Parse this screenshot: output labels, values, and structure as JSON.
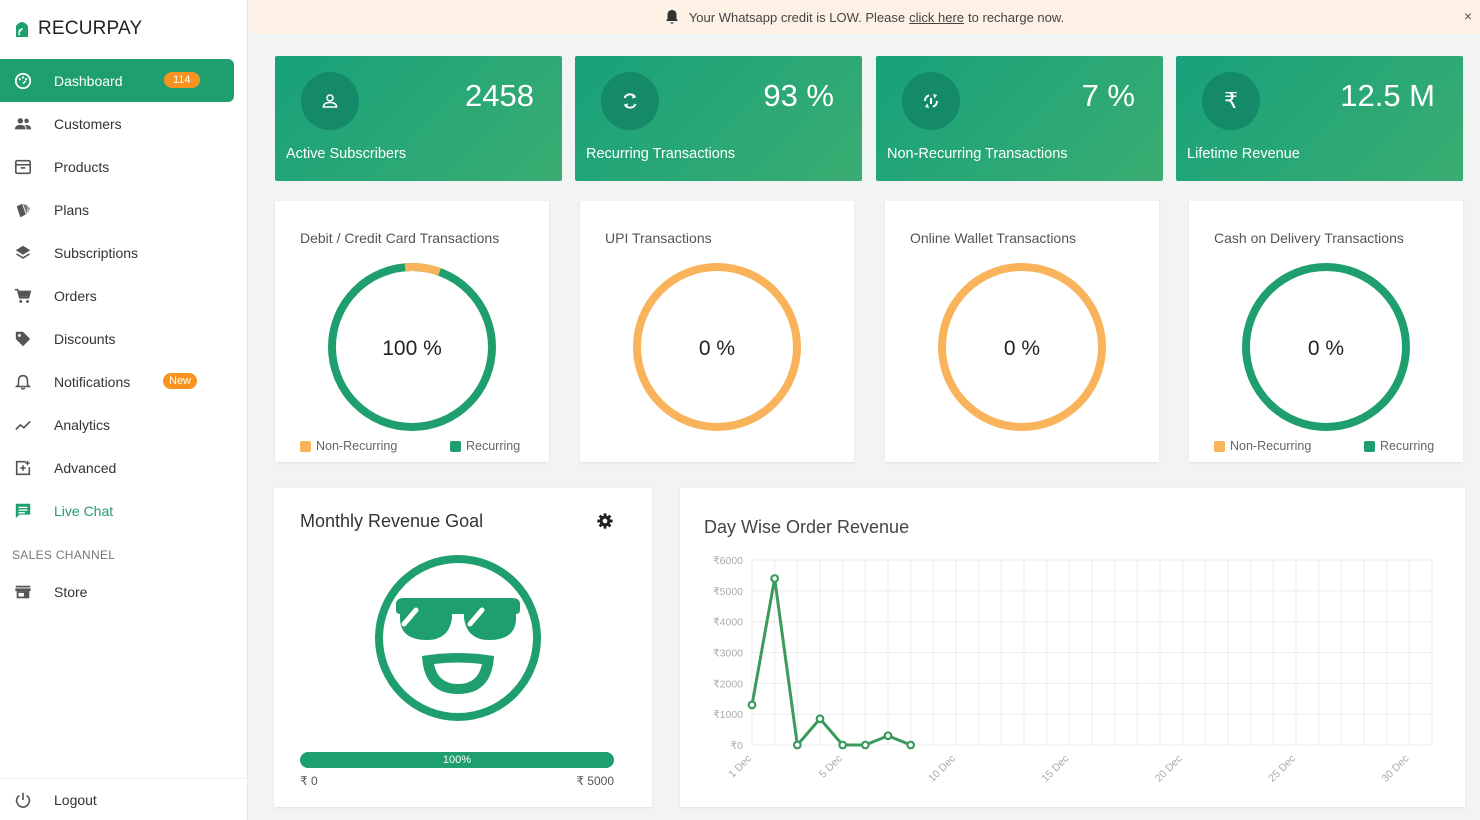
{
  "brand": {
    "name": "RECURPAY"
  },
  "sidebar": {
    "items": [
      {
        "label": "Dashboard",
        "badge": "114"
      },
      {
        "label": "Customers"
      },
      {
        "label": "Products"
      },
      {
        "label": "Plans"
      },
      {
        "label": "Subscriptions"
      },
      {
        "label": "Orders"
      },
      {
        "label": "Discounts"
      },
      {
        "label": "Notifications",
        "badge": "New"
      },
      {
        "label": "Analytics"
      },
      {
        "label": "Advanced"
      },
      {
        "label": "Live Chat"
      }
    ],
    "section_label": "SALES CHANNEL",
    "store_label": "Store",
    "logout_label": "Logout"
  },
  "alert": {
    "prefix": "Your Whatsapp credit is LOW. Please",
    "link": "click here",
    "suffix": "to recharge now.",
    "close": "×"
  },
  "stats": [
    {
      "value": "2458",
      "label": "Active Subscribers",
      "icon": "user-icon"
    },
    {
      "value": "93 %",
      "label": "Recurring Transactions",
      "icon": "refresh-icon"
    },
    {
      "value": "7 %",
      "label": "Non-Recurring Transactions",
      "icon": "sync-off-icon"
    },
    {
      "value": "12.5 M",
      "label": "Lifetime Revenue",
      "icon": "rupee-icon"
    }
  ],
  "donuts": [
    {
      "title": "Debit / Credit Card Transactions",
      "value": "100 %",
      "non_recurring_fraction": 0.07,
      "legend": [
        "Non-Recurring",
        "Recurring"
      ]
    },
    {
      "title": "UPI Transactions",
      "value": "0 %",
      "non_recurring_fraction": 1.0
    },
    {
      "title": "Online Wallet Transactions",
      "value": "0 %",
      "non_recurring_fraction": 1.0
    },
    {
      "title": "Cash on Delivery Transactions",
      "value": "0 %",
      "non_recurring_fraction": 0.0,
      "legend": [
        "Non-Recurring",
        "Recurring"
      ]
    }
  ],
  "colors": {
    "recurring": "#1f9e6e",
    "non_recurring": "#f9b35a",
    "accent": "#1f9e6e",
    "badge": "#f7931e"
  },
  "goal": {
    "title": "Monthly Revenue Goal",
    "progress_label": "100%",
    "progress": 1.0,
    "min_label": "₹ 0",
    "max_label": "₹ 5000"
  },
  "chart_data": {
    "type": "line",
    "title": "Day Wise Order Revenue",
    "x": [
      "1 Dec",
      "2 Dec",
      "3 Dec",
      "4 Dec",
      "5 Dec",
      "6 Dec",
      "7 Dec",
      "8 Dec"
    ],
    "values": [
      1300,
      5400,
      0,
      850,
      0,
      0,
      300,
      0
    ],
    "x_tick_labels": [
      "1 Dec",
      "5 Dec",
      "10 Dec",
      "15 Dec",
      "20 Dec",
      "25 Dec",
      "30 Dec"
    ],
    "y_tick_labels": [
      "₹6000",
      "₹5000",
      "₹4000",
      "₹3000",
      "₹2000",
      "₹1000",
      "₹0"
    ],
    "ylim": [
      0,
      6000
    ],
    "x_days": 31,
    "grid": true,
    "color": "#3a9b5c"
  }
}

++++++++++

Requirement. Identify the lines above that contain the word "values", then copy them.

The reply.
Parse this screenshot: output labels, values, and structure as JSON.
    "values": [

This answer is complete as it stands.